DO THIS: The exercise asks for every line of the data to be reproduced exactly.

Data items:
[Start]
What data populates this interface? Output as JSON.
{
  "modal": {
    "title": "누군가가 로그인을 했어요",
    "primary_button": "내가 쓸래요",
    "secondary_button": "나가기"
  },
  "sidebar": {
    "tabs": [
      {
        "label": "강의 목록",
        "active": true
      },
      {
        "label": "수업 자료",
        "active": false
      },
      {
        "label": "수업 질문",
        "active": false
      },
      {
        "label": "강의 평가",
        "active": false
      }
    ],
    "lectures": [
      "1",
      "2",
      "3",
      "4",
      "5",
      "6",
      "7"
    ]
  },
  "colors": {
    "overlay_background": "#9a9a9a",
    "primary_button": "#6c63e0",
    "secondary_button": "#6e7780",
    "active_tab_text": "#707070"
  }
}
[End]
EXERCISE ANSWER:
What data populates this interface? Output as JSON.
{
  "modal": {
    "title": "누군가가 로그인을 했어요",
    "primary_button": "내가 쓸래요",
    "secondary_button": "나가기"
  },
  "sidebar": {
    "tabs": [
      {
        "label": "강의 목록",
        "active": true
      },
      {
        "label": "수업 자료",
        "active": false
      },
      {
        "label": "수업 질문",
        "active": false
      },
      {
        "label": "강의 평가",
        "active": false
      }
    ],
    "lectures": [
      "1",
      "2",
      "3",
      "4",
      "5",
      "6",
      "7"
    ]
  },
  "colors": {
    "overlay_background": "#9a9a9a",
    "primary_button": "#6c63e0",
    "secondary_button": "#6e7780",
    "active_tab_text": "#707070"
  }
}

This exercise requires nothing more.